> [SHORT EXERCISE]:
Write out each record again exactly as it stands.

> [SUPPLIED DATA]:
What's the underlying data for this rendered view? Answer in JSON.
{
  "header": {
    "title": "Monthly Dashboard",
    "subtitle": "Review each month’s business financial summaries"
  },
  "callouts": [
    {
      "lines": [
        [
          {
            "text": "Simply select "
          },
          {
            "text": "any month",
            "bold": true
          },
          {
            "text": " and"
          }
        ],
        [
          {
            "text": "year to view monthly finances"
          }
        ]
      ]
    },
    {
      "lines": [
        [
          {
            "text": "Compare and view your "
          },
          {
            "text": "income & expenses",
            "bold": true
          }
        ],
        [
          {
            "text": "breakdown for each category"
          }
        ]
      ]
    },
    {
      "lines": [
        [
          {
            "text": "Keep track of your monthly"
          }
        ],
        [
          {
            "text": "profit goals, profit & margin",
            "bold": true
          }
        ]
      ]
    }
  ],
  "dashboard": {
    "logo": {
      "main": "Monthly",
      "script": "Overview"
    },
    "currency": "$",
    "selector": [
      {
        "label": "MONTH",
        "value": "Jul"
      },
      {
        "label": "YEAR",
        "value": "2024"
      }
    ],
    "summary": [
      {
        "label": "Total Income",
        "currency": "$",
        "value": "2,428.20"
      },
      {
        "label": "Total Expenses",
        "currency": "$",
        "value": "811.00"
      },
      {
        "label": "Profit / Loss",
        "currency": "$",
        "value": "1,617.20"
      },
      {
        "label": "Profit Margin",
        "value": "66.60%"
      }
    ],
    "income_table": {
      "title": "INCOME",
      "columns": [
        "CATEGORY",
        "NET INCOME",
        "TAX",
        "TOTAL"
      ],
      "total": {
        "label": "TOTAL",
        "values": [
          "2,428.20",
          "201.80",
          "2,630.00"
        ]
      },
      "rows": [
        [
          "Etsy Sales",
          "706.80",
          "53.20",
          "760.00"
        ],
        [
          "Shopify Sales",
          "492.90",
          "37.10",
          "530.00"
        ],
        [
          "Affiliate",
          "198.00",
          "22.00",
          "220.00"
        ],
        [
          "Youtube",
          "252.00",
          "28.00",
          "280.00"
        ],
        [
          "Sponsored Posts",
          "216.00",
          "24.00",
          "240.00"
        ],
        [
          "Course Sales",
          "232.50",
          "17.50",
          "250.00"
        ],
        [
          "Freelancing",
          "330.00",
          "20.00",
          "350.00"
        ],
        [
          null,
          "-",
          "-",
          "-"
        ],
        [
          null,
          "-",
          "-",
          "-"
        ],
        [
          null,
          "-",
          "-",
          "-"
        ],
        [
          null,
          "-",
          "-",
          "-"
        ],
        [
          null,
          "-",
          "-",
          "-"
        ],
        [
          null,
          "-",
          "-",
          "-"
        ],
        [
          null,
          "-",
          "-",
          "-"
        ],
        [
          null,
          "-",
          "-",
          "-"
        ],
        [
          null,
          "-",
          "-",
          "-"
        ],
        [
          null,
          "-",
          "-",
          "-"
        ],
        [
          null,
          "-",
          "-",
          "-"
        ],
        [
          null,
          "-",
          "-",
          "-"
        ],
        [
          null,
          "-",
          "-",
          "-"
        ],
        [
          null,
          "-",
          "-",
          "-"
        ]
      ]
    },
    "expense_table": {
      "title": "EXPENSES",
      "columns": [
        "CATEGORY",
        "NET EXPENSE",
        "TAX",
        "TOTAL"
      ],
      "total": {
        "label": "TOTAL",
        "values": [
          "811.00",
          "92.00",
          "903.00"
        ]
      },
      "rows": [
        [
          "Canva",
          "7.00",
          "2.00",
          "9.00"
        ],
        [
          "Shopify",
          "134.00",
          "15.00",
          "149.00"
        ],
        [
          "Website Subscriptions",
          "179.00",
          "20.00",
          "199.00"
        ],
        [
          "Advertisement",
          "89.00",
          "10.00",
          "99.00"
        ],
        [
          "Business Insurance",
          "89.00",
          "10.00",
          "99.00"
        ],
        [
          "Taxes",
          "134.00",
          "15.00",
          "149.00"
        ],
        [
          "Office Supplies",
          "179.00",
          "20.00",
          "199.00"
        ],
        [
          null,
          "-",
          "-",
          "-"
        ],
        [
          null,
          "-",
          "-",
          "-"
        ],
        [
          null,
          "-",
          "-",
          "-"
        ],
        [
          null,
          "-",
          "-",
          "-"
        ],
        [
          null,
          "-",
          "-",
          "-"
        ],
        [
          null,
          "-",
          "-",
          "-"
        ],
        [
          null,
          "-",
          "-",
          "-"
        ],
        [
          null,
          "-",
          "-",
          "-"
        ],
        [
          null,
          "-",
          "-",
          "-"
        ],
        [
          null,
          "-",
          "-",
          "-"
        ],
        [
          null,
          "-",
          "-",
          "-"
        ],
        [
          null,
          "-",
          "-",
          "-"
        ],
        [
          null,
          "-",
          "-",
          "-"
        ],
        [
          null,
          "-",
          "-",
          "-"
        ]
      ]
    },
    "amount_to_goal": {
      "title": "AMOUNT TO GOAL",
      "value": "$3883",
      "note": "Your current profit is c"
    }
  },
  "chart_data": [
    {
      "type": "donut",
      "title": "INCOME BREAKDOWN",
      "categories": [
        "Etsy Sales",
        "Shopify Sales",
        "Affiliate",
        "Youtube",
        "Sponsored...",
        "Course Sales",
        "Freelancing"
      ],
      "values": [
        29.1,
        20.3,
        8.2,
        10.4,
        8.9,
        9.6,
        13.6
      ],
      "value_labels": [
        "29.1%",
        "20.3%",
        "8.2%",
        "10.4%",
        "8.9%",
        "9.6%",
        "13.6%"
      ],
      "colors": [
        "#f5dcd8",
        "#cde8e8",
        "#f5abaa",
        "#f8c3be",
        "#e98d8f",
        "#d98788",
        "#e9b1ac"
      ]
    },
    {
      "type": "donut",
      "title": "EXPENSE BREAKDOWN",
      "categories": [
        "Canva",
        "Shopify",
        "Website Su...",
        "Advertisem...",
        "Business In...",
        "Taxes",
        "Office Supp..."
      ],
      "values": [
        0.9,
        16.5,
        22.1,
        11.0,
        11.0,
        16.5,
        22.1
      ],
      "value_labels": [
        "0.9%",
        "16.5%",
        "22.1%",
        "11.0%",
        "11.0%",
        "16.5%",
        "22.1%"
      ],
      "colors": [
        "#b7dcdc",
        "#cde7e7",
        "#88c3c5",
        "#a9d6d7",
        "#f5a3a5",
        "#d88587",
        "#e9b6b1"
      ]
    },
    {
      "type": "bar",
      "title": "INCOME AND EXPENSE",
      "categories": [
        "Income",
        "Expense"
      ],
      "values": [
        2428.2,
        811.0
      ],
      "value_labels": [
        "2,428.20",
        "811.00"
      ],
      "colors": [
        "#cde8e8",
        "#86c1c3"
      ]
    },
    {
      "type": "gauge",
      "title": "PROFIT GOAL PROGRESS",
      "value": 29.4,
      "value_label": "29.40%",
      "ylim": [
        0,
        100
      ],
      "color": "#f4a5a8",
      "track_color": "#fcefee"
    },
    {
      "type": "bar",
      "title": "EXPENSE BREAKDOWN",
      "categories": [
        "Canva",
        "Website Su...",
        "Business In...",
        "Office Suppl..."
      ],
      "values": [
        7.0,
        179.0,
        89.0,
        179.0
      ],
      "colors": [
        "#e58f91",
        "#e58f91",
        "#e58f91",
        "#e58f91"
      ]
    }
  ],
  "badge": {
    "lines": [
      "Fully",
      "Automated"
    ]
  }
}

> [SOLVED EXERCISE]:
What's the underlying data for this rendered view? Answer in JSON.
{
  "header": {
    "title": "Monthly Dashboard",
    "subtitle": "Review each month’s business financial summaries"
  },
  "callouts": [
    {
      "lines": [
        [
          {
            "text": "Simply select "
          },
          {
            "text": "any month",
            "bold": true
          },
          {
            "text": " and"
          }
        ],
        [
          {
            "text": "year to view monthly finances"
          }
        ]
      ]
    },
    {
      "lines": [
        [
          {
            "text": "Compare and view your "
          },
          {
            "text": "income & expenses",
            "bold": true
          }
        ],
        [
          {
            "text": "breakdown for each category"
          }
        ]
      ]
    },
    {
      "lines": [
        [
          {
            "text": "Keep track of your monthly"
          }
        ],
        [
          {
            "text": "profit goals, profit & margin",
            "bold": true
          }
        ]
      ]
    }
  ],
  "dashboard": {
    "logo": {
      "main": "Monthly",
      "script": "Overview"
    },
    "currency": "$",
    "selector": [
      {
        "label": "MONTH",
        "value": "Jul"
      },
      {
        "label": "YEAR",
        "value": "2024"
      }
    ],
    "summary": [
      {
        "label": "Total Income",
        "currency": "$",
        "value": "2,428.20"
      },
      {
        "label": "Total Expenses",
        "currency": "$",
        "value": "811.00"
      },
      {
        "label": "Profit / Loss",
        "currency": "$",
        "value": "1,617.20"
      },
      {
        "label": "Profit Margin",
        "value": "66.60%"
      }
    ],
    "income_table": {
      "title": "INCOME",
      "columns": [
        "CATEGORY",
        "NET INCOME",
        "TAX",
        "TOTAL"
      ],
      "total": {
        "label": "TOTAL",
        "values": [
          "2,428.20",
          "201.80",
          "2,630.00"
        ]
      },
      "rows": [
        [
          "Etsy Sales",
          "706.80",
          "53.20",
          "760.00"
        ],
        [
          "Shopify Sales",
          "492.90",
          "37.10",
          "530.00"
        ],
        [
          "Affiliate",
          "198.00",
          "22.00",
          "220.00"
        ],
        [
          "Youtube",
          "252.00",
          "28.00",
          "280.00"
        ],
        [
          "Sponsored Posts",
          "216.00",
          "24.00",
          "240.00"
        ],
        [
          "Course Sales",
          "232.50",
          "17.50",
          "250.00"
        ],
        [
          "Freelancing",
          "330.00",
          "20.00",
          "350.00"
        ],
        [
          null,
          "-",
          "-",
          "-"
        ],
        [
          null,
          "-",
          "-",
          "-"
        ],
        [
          null,
          "-",
          "-",
          "-"
        ],
        [
          null,
          "-",
          "-",
          "-"
        ],
        [
          null,
          "-",
          "-",
          "-"
        ],
        [
          null,
          "-",
          "-",
          "-"
        ],
        [
          null,
          "-",
          "-",
          "-"
        ],
        [
          null,
          "-",
          "-",
          "-"
        ],
        [
          null,
          "-",
          "-",
          "-"
        ],
        [
          null,
          "-",
          "-",
          "-"
        ],
        [
          null,
          "-",
          "-",
          "-"
        ],
        [
          null,
          "-",
          "-",
          "-"
        ],
        [
          null,
          "-",
          "-",
          "-"
        ],
        [
          null,
          "-",
          "-",
          "-"
        ]
      ]
    },
    "expense_table": {
      "title": "EXPENSES",
      "columns": [
        "CATEGORY",
        "NET EXPENSE",
        "TAX",
        "TOTAL"
      ],
      "total": {
        "label": "TOTAL",
        "values": [
          "811.00",
          "92.00",
          "903.00"
        ]
      },
      "rows": [
        [
          "Canva",
          "7.00",
          "2.00",
          "9.00"
        ],
        [
          "Shopify",
          "134.00",
          "15.00",
          "149.00"
        ],
        [
          "Website Subscriptions",
          "179.00",
          "20.00",
          "199.00"
        ],
        [
          "Advertisement",
          "89.00",
          "10.00",
          "99.00"
        ],
        [
          "Business Insurance",
          "89.00",
          "10.00",
          "99.00"
        ],
        [
          "Taxes",
          "134.00",
          "15.00",
          "149.00"
        ],
        [
          "Office Supplies",
          "179.00",
          "20.00",
          "199.00"
        ],
        [
          null,
          "-",
          "-",
          "-"
        ],
        [
          null,
          "-",
          "-",
          "-"
        ],
        [
          null,
          "-",
          "-",
          "-"
        ],
        [
          null,
          "-",
          "-",
          "-"
        ],
        [
          null,
          "-",
          "-",
          "-"
        ],
        [
          null,
          "-",
          "-",
          "-"
        ],
        [
          null,
          "-",
          "-",
          "-"
        ],
        [
          null,
          "-",
          "-",
          "-"
        ],
        [
          null,
          "-",
          "-",
          "-"
        ],
        [
          null,
          "-",
          "-",
          "-"
        ],
        [
          null,
          "-",
          "-",
          "-"
        ],
        [
          null,
          "-",
          "-",
          "-"
        ],
        [
          null,
          "-",
          "-",
          "-"
        ],
        [
          null,
          "-",
          "-",
          "-"
        ]
      ]
    },
    "amount_to_goal": {
      "title": "AMOUNT TO GOAL",
      "value": "$3883",
      "note": "Your current profit is c"
    }
  },
  "chart_data": [
    {
      "type": "donut",
      "title": "INCOME BREAKDOWN",
      "categories": [
        "Etsy Sales",
        "Shopify Sales",
        "Affiliate",
        "Youtube",
        "Sponsored...",
        "Course Sales",
        "Freelancing"
      ],
      "values": [
        29.1,
        20.3,
        8.2,
        10.4,
        8.9,
        9.6,
        13.6
      ],
      "value_labels": [
        "29.1%",
        "20.3%",
        "8.2%",
        "10.4%",
        "8.9%",
        "9.6%",
        "13.6%"
      ],
      "colors": [
        "#f5dcd8",
        "#cde8e8",
        "#f5abaa",
        "#f8c3be",
        "#e98d8f",
        "#d98788",
        "#e9b1ac"
      ]
    },
    {
      "type": "donut",
      "title": "EXPENSE BREAKDOWN",
      "categories": [
        "Canva",
        "Shopify",
        "Website Su...",
        "Advertisem...",
        "Business In...",
        "Taxes",
        "Office Supp..."
      ],
      "values": [
        0.9,
        16.5,
        22.1,
        11.0,
        11.0,
        16.5,
        22.1
      ],
      "value_labels": [
        "0.9%",
        "16.5%",
        "22.1%",
        "11.0%",
        "11.0%",
        "16.5%",
        "22.1%"
      ],
      "colors": [
        "#b7dcdc",
        "#cde7e7",
        "#88c3c5",
        "#a9d6d7",
        "#f5a3a5",
        "#d88587",
        "#e9b6b1"
      ]
    },
    {
      "type": "bar",
      "title": "INCOME AND EXPENSE",
      "categories": [
        "Income",
        "Expense"
      ],
      "values": [
        2428.2,
        811.0
      ],
      "value_labels": [
        "2,428.20",
        "811.00"
      ],
      "colors": [
        "#cde8e8",
        "#86c1c3"
      ]
    },
    {
      "type": "gauge",
      "title": "PROFIT GOAL PROGRESS",
      "value": 29.4,
      "value_label": "29.40%",
      "ylim": [
        0,
        100
      ],
      "color": "#f4a5a8",
      "track_color": "#fcefee"
    },
    {
      "type": "bar",
      "title": "EXPENSE BREAKDOWN",
      "categories": [
        "Canva",
        "Website Su...",
        "Business In...",
        "Office Suppl..."
      ],
      "values": [
        7.0,
        179.0,
        89.0,
        179.0
      ],
      "colors": [
        "#e58f91",
        "#e58f91",
        "#e58f91",
        "#e58f91"
      ]
    }
  ],
  "badge": {
    "lines": [
      "Fully",
      "Automated"
    ]
  }
}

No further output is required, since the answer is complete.